» **Required work**: All of the entries must be reproduced exactly, with no images carried over.

» **Provided data**:
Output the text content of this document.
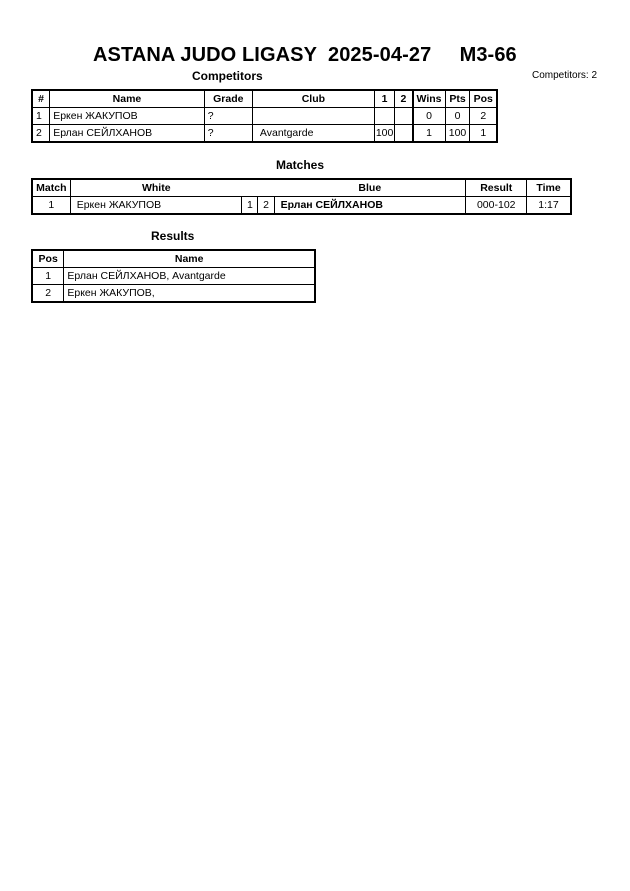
ASTANA JUDO LIGASY  2025-04-27     M3-66
Competitors	Competitors: 2
#	Name	Grade	Club	1	2	Wins	Pts	Pos
1	Еркен ЖАКУПОВ	?				0	0	2
2	Ерлан СЕЙЛХАНОВ	?	Avantgarde	100		1	100	1
Matches
Match	White			Blue	Result	Time
1	Еркен ЖАКУПОВ	1	2	Ерлан СЕЙЛХАНОВ	000-102	1:17
Results
Pos	Name
1	Ерлан СЕЙЛХАНОВ, Avantgarde
2	Еркен ЖАКУПОВ,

» **Complete output**:
Output the text content of this document.
ASTANA JUDO LIGASY  2025-04-27     M3-66
Competitors	Competitors: 2
#	Name	Grade	Club	1	2	Wins	Pts	Pos
1	Еркен ЖАКУПОВ	?				0	0	2
2	Ерлан СЕЙЛХАНОВ	?	Avantgarde	100		1	100	1
Matches
Match	White			Blue	Result	Time
1	Еркен ЖАКУПОВ	1	2	Ерлан СЕЙЛХАНОВ	000-102	1:17
Results
Pos	Name
1	Ерлан СЕЙЛХАНОВ, Avantgarde
2	Еркен ЖАКУПОВ,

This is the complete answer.